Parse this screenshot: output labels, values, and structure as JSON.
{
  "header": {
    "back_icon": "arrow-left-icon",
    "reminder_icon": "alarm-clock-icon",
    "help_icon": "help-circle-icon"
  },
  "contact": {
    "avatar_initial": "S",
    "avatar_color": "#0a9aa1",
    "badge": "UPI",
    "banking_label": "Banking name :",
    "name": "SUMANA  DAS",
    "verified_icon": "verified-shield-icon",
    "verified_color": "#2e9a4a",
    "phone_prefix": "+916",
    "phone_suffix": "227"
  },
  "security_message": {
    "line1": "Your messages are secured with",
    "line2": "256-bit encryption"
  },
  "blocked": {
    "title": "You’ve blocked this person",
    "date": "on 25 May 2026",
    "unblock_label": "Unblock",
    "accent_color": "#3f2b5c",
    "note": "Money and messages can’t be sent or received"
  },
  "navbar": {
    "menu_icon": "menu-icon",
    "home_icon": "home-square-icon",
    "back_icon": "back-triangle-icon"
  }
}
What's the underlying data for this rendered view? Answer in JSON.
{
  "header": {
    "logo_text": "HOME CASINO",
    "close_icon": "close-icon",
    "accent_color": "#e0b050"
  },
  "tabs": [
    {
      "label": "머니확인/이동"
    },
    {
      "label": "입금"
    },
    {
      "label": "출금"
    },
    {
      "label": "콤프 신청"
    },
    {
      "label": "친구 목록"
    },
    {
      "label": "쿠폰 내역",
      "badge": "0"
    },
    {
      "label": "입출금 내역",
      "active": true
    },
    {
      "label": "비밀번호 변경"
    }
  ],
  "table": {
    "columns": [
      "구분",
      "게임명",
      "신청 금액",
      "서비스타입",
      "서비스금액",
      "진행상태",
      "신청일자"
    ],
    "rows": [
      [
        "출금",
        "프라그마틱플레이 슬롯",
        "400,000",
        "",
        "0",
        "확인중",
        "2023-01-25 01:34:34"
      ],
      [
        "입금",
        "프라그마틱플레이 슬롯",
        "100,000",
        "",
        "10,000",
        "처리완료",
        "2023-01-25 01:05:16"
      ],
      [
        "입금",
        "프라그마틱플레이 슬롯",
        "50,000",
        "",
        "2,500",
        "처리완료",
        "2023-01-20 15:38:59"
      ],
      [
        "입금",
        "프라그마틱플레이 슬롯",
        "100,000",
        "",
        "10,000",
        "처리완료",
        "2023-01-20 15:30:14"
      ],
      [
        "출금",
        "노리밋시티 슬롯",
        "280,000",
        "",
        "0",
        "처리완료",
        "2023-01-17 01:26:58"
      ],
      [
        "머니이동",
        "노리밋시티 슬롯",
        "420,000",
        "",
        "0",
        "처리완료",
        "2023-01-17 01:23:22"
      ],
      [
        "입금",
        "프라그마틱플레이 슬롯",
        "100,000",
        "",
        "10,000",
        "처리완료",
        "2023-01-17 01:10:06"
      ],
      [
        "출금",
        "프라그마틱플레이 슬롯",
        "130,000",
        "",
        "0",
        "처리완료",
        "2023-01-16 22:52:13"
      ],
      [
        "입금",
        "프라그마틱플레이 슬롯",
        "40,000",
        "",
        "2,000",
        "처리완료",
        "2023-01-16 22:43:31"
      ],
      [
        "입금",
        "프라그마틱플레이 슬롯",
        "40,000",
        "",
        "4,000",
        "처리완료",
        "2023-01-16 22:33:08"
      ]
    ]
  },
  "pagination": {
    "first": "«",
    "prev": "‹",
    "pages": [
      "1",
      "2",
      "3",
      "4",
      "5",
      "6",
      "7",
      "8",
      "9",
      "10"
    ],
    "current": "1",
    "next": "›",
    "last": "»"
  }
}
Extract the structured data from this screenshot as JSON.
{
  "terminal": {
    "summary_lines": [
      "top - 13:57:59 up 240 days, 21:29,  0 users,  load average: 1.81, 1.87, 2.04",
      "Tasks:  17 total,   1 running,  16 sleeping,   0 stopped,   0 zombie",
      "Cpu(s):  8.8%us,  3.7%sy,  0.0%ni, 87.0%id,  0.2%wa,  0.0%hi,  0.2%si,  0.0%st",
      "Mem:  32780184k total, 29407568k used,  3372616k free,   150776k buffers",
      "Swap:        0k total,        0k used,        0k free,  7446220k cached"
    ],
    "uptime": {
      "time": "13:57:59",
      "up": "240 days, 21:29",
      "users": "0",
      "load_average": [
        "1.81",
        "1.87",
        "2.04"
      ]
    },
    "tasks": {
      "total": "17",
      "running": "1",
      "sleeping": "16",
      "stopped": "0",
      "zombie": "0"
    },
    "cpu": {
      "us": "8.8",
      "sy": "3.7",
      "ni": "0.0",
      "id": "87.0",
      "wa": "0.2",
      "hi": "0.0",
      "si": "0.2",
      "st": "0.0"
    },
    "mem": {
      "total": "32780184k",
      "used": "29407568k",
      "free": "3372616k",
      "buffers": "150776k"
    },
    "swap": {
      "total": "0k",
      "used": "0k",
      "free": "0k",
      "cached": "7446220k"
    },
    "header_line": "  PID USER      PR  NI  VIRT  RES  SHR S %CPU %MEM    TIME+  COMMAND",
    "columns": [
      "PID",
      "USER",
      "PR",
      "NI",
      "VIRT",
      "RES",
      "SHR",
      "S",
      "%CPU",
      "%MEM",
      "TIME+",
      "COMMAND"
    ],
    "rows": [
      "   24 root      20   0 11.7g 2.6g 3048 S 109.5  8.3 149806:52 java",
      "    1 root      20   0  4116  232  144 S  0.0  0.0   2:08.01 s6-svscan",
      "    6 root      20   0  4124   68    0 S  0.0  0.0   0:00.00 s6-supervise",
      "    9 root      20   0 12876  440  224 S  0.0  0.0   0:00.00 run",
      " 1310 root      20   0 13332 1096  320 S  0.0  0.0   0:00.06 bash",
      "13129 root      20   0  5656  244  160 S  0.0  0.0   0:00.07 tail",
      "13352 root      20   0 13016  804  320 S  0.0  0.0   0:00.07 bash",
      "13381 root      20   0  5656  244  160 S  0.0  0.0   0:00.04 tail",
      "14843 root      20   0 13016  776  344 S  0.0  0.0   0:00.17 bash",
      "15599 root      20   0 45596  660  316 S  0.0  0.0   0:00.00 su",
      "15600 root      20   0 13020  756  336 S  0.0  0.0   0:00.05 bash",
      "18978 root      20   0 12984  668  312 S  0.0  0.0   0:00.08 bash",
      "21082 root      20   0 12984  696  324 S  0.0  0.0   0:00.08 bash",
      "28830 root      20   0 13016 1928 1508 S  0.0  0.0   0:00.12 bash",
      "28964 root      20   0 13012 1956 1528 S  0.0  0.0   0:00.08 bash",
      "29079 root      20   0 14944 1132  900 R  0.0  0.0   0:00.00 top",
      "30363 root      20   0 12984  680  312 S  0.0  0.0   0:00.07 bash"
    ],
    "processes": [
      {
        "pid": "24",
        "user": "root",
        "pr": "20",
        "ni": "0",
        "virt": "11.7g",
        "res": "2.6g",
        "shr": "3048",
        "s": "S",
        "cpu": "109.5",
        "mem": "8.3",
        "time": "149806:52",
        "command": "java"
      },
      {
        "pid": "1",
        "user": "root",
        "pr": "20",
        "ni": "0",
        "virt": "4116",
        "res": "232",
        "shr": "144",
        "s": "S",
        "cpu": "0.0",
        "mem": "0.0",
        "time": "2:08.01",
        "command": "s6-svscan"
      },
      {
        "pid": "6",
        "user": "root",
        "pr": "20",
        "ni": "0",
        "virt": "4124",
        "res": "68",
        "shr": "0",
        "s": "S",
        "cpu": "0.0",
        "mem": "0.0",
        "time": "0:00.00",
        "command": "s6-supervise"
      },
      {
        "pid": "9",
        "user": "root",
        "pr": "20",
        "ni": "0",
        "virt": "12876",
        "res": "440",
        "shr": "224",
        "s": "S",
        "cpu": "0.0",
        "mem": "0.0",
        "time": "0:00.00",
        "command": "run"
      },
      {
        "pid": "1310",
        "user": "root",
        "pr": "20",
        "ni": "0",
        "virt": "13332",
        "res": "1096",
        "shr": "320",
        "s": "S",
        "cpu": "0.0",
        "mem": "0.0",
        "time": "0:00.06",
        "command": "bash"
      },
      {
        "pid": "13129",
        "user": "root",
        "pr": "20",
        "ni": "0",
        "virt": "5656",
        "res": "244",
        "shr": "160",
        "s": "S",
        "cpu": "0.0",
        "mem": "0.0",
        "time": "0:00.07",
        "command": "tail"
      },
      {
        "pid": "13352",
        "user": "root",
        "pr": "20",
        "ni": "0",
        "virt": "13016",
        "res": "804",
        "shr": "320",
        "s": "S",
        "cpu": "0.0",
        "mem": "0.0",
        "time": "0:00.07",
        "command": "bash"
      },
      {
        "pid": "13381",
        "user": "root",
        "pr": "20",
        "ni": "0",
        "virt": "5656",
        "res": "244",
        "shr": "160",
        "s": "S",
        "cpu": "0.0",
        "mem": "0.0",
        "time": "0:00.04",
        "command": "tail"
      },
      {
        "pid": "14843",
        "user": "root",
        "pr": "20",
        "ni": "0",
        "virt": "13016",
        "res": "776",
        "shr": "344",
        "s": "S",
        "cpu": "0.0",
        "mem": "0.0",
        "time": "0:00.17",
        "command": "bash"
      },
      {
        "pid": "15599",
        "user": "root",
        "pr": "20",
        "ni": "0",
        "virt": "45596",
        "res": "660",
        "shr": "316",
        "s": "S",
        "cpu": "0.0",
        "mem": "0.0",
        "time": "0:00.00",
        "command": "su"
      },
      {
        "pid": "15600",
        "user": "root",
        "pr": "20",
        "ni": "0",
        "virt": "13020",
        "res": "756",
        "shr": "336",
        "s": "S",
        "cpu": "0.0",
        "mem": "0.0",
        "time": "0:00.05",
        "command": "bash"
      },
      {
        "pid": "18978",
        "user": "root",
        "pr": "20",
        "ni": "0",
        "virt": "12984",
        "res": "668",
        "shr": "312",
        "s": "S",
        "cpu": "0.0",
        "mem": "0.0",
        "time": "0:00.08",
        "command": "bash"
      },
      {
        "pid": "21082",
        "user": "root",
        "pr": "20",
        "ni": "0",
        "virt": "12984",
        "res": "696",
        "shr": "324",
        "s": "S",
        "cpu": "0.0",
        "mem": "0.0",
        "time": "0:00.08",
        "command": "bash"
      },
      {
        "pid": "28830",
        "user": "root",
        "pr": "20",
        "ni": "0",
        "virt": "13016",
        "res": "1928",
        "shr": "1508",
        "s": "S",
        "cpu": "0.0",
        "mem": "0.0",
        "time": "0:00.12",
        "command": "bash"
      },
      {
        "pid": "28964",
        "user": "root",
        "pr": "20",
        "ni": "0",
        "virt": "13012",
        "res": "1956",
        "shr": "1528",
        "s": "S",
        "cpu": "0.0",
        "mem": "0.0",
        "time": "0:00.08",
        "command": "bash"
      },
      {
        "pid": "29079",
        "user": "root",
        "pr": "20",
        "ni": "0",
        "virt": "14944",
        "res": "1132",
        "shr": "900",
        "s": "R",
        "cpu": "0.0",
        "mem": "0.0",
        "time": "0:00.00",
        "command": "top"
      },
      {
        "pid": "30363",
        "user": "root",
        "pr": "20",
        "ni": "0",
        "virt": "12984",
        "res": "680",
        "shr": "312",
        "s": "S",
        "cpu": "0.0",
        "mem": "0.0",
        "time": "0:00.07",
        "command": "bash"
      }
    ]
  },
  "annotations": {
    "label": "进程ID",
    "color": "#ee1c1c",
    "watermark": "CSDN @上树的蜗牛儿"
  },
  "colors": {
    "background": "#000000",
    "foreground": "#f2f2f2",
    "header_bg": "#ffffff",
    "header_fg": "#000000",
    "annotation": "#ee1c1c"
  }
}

▶ [TASK BRIEF]: Pick out every line above that holds the word "data" and copy it.

▶ [TASK OUTPUT]:
What's the underlying data for this rendered view? Answer in JSON.
Extract the structured data from this screenshot as JSON.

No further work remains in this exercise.